Pull every line of the entries that has the word "document".

───── Input records ─────

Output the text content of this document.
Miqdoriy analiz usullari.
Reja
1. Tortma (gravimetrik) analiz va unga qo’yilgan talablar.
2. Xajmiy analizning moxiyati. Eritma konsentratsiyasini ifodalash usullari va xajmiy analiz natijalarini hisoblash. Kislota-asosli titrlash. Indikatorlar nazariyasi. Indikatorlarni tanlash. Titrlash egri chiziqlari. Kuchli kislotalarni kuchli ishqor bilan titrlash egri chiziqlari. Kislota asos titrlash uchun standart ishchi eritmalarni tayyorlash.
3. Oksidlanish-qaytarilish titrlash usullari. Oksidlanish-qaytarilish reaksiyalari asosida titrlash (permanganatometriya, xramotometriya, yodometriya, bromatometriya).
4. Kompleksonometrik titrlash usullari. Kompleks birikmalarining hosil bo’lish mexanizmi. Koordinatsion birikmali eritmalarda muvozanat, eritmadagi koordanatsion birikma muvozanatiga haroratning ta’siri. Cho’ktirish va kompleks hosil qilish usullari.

─────
───── Input records ─────

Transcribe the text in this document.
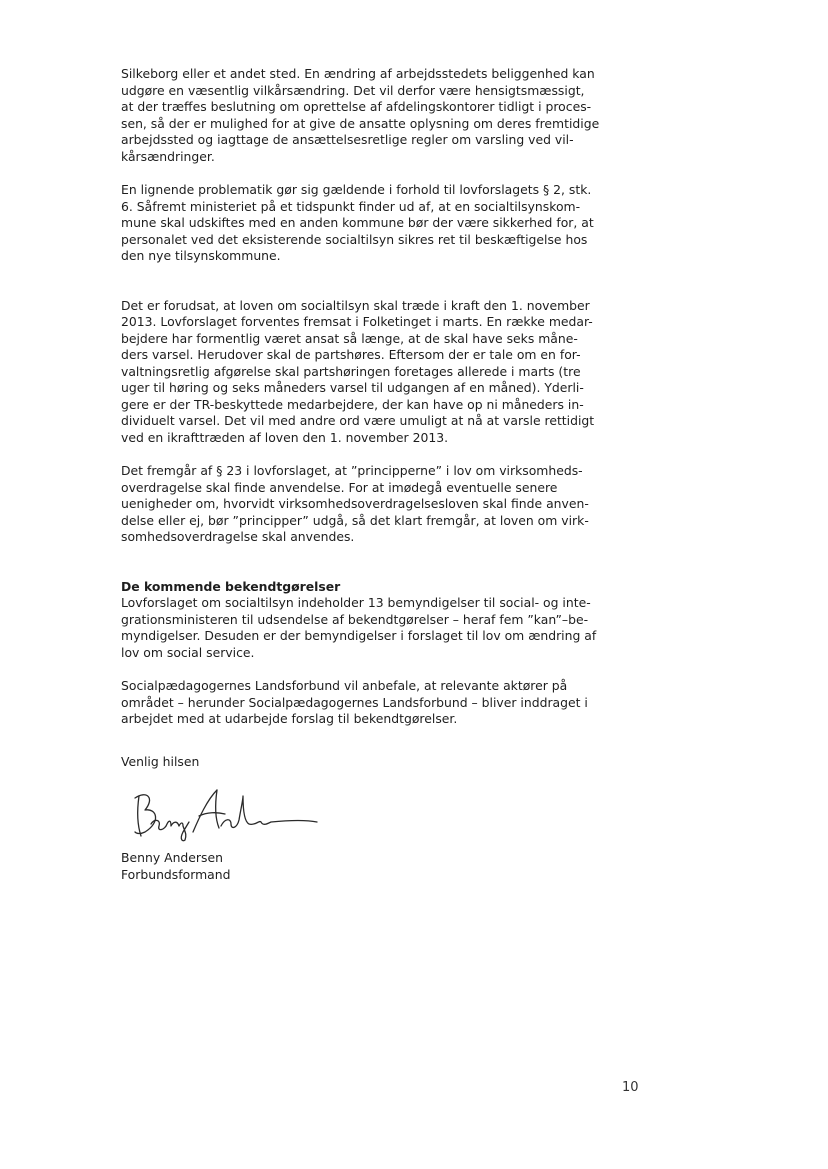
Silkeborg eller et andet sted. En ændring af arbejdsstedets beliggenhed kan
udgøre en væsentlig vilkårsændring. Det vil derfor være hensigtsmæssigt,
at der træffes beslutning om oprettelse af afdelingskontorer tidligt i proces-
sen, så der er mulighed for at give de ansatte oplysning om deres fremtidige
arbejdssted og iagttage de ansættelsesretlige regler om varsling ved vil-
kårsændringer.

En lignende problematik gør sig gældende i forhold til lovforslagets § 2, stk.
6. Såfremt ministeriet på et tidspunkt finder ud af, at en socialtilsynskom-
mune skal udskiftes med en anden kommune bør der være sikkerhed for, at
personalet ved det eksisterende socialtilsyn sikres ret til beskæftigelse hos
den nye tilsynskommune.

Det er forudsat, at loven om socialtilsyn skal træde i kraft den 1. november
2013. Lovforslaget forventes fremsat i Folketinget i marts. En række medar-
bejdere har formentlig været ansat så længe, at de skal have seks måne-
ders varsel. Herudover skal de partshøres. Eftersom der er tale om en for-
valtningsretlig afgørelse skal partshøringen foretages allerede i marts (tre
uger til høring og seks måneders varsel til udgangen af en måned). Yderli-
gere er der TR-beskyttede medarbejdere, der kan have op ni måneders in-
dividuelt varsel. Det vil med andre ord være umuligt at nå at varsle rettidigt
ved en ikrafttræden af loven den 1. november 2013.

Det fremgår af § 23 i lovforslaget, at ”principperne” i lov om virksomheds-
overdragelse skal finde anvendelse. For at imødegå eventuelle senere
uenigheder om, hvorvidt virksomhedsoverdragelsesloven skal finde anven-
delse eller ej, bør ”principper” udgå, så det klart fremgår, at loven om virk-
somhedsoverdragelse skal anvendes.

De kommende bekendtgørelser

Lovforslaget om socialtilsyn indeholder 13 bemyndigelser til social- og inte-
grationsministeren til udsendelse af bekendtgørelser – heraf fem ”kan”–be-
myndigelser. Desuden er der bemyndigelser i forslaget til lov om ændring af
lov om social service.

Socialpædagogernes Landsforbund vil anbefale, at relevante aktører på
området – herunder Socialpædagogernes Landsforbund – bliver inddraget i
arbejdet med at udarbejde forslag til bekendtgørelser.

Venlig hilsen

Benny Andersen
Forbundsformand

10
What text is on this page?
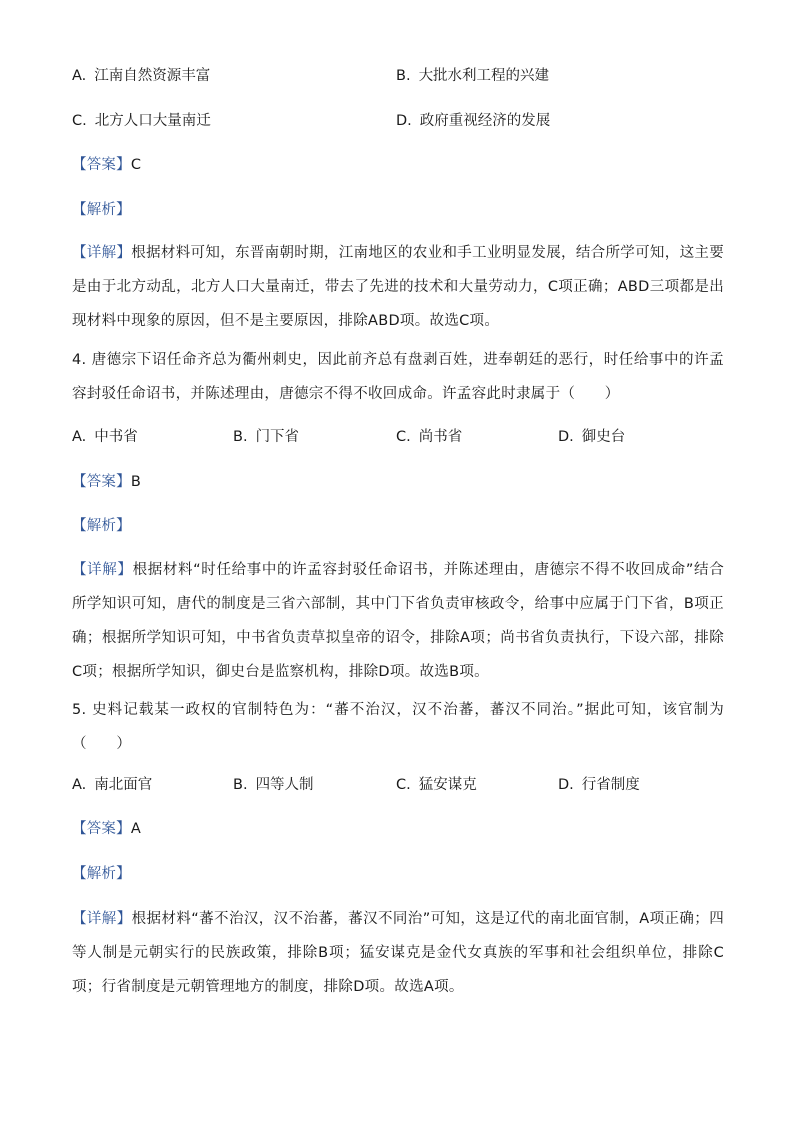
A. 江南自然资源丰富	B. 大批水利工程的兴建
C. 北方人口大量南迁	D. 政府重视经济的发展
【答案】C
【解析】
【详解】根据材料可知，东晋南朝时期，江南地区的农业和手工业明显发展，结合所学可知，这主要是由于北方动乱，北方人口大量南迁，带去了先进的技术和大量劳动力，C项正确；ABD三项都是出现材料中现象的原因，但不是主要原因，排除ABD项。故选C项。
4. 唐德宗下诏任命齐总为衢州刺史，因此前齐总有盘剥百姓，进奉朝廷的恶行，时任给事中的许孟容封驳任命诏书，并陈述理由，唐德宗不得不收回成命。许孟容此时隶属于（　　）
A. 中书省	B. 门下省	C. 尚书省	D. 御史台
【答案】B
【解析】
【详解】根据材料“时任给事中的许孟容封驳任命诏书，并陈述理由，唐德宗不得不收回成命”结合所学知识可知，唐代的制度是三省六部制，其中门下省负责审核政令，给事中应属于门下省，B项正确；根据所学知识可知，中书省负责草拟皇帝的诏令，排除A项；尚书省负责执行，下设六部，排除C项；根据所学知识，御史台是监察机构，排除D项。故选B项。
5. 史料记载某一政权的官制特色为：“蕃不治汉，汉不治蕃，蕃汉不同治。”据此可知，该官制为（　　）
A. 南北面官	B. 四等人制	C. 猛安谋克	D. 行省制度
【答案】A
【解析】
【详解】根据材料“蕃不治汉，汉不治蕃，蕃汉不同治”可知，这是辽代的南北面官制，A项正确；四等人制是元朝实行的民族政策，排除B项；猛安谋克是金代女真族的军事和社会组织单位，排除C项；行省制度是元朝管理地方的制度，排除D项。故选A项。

─────

◆ **Solution**
Output the text content of this document.
Transcribe the text in this document.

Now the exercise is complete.